> What to do:
Gather all lines with "frontal" from the records.

> Record list:

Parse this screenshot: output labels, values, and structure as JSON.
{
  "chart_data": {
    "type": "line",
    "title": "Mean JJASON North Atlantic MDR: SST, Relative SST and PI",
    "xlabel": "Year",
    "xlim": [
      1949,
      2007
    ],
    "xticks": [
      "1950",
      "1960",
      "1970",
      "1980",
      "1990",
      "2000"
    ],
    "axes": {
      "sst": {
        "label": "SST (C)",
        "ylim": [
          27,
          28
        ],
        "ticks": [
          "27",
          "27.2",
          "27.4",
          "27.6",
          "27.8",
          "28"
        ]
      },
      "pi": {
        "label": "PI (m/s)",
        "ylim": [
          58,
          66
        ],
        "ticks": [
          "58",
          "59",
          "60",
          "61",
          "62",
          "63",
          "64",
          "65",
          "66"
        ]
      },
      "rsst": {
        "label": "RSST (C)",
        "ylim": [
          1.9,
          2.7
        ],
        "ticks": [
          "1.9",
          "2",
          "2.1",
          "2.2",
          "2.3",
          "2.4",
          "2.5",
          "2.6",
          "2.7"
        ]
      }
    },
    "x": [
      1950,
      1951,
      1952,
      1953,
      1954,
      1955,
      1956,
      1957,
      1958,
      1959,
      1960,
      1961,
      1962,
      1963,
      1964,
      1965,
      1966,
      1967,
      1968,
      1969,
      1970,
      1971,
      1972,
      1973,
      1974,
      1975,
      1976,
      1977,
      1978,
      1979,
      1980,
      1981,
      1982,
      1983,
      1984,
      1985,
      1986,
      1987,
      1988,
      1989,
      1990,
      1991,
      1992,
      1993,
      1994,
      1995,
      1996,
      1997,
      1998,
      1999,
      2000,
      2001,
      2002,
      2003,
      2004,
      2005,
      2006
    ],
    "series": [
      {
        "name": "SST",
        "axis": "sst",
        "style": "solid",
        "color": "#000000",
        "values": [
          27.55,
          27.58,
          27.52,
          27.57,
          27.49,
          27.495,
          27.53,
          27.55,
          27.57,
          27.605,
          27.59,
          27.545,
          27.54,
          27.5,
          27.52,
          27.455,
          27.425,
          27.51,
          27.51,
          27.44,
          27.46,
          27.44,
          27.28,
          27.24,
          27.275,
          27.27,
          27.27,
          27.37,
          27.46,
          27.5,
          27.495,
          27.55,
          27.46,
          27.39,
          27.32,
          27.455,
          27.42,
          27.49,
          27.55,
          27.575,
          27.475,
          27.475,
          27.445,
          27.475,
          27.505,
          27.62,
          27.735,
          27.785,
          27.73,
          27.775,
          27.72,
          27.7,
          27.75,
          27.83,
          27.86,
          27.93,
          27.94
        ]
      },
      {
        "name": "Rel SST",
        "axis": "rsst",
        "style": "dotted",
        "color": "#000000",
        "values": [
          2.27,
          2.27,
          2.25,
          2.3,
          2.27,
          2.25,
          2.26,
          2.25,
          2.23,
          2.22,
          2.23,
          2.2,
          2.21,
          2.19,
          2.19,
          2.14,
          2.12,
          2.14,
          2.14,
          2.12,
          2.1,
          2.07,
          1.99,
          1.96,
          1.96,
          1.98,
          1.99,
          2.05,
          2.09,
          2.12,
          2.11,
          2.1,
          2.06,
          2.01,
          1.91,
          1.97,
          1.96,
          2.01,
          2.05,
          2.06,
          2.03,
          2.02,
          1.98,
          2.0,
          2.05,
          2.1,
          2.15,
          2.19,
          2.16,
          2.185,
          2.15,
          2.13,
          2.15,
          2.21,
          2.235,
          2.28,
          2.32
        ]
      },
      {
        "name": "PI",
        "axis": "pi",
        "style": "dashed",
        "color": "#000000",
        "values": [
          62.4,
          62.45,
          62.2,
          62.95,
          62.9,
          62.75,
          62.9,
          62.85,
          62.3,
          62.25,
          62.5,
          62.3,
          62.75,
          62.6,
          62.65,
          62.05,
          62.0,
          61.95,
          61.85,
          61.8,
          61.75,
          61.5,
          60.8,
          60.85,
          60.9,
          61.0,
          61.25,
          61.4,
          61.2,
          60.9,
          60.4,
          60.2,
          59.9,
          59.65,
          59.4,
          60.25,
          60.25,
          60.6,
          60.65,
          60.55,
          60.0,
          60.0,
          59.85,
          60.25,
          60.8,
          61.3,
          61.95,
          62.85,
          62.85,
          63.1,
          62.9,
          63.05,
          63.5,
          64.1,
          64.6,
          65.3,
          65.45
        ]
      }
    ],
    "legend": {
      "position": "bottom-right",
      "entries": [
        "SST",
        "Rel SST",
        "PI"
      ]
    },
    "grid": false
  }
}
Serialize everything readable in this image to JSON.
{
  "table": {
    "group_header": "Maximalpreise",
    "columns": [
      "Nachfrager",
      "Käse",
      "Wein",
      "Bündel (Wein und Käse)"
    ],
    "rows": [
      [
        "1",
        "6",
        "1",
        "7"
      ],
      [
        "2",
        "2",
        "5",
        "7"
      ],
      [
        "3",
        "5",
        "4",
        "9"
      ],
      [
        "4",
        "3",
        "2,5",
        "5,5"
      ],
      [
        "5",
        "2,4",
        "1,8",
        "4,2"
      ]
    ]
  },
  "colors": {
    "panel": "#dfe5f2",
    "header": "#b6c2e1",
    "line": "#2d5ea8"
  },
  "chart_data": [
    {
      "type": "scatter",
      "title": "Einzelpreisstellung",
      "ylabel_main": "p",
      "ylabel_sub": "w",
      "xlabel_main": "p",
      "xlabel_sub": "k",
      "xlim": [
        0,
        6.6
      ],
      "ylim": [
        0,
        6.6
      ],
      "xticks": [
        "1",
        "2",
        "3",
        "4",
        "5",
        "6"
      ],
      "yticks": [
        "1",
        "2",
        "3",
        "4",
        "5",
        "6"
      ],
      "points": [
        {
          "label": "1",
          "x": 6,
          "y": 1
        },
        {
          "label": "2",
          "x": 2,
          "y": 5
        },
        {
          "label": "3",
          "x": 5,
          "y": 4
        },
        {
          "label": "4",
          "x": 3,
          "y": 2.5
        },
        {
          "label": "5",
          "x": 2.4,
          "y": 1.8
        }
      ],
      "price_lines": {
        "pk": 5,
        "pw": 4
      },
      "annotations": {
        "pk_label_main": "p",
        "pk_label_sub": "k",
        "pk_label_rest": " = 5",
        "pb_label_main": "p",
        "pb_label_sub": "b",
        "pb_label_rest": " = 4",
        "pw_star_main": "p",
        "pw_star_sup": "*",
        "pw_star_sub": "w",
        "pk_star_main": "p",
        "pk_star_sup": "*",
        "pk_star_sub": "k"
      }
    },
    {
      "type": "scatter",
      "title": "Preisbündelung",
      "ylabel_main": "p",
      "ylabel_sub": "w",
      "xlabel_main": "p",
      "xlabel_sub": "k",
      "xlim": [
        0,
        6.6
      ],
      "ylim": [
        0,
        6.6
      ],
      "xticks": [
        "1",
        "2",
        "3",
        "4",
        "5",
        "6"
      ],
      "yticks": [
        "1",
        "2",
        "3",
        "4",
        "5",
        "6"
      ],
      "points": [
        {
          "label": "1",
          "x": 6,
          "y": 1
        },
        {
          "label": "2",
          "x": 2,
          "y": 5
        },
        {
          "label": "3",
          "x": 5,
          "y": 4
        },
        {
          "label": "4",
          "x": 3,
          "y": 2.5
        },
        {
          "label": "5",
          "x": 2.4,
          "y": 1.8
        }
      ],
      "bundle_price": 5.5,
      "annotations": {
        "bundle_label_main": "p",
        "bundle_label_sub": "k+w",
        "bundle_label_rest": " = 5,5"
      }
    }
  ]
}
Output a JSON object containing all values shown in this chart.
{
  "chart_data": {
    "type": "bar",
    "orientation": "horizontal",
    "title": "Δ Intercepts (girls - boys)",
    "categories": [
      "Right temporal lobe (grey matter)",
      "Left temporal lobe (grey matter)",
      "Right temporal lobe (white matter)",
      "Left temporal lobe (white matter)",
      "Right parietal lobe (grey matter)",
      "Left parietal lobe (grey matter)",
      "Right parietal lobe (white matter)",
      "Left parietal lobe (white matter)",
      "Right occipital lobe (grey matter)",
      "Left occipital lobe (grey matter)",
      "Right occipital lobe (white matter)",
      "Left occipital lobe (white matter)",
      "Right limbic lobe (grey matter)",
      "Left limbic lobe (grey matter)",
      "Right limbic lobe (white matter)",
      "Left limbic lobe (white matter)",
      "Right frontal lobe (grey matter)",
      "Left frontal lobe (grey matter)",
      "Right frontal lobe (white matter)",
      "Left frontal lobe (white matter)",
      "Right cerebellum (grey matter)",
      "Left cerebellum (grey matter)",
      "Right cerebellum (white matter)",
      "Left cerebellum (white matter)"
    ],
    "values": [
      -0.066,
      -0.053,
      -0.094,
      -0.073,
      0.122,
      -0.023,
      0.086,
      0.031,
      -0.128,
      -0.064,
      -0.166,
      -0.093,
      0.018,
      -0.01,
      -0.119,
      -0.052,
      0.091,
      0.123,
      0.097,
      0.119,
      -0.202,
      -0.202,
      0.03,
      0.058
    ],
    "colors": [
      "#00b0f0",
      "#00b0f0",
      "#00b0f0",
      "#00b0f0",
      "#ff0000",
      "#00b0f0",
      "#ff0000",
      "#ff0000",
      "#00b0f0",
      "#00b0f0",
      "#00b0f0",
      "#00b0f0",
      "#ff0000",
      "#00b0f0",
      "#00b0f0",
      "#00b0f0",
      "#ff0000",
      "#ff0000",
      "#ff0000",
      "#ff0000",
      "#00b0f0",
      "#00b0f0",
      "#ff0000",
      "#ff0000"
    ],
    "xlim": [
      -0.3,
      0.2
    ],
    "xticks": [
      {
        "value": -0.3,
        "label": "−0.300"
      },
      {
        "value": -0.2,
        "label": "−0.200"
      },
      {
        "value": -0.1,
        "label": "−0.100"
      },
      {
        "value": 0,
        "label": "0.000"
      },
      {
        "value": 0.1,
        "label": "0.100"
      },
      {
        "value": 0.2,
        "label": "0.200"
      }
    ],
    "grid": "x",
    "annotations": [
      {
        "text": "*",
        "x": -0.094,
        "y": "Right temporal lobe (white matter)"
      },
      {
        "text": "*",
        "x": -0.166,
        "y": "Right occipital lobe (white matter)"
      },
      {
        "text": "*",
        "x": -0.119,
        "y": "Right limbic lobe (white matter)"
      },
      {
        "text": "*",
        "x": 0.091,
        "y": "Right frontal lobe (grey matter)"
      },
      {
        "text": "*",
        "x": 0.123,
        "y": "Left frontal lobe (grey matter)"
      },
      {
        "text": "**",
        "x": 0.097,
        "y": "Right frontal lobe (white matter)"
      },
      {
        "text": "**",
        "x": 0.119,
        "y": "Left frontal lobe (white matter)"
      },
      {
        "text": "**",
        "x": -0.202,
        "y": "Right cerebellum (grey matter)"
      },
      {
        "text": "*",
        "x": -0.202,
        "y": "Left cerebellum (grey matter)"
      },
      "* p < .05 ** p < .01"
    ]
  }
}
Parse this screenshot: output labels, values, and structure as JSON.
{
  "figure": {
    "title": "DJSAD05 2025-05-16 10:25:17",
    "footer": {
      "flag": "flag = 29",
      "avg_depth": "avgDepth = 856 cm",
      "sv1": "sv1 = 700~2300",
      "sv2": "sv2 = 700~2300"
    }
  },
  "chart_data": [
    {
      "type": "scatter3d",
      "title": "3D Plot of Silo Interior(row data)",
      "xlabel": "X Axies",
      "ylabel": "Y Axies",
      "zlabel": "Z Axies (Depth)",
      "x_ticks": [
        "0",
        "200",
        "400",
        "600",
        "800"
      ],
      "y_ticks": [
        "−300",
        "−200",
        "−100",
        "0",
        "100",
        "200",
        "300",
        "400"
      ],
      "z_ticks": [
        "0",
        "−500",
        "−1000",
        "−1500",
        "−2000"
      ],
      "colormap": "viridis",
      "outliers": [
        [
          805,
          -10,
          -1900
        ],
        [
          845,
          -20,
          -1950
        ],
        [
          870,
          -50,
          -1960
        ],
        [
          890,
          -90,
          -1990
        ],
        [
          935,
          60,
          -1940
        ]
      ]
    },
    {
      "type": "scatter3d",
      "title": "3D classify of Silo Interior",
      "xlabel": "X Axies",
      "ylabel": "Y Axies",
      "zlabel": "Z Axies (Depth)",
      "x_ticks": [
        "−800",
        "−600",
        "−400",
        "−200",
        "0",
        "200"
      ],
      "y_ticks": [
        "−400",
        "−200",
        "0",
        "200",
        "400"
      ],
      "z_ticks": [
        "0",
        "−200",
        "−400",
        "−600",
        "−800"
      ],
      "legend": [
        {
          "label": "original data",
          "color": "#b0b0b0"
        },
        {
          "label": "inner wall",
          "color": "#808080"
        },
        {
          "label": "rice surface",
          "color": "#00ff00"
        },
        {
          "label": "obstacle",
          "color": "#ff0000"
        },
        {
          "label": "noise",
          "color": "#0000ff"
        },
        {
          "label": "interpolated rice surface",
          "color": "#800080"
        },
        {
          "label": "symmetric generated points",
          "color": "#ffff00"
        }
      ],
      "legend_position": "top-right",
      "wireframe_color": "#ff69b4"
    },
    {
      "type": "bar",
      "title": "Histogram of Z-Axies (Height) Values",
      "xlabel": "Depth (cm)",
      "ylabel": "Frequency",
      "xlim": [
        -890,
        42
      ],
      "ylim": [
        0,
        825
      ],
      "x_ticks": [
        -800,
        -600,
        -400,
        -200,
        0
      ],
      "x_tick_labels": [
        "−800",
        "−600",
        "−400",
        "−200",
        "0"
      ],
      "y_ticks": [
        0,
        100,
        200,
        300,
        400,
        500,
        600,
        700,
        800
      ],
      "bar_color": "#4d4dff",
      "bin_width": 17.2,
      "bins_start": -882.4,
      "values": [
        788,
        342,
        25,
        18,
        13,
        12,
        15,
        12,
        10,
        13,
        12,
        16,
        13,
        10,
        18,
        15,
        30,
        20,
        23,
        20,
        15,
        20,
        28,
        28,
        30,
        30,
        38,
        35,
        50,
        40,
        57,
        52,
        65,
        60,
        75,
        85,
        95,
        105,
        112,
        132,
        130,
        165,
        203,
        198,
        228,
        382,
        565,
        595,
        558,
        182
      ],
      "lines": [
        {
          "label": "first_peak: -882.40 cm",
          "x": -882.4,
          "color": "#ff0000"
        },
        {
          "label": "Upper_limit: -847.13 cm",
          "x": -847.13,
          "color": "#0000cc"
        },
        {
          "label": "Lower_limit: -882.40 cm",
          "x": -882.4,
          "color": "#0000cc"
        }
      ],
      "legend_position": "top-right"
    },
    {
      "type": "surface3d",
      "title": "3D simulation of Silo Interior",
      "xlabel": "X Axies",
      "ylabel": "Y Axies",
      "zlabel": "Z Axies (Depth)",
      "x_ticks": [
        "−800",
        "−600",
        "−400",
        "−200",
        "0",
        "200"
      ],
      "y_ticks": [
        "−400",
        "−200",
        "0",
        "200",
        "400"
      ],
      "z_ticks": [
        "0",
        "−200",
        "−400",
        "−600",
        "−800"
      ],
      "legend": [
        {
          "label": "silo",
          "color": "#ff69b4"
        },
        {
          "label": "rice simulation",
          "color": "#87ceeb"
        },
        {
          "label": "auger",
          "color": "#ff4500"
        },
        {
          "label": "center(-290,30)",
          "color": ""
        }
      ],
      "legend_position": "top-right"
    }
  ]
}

> Exercise answer:
      "Right frontal lobe (grey matter)",
      "Left frontal lobe (grey matter)",
      "Right frontal lobe (white matter)",
      "Left frontal lobe (white matter)",
        "y": "Right frontal lobe (grey matter)"
        "y": "Left frontal lobe (grey matter)"
        "y": "Right frontal lobe (white matter)"
        "y": "Left frontal lobe (white matter)"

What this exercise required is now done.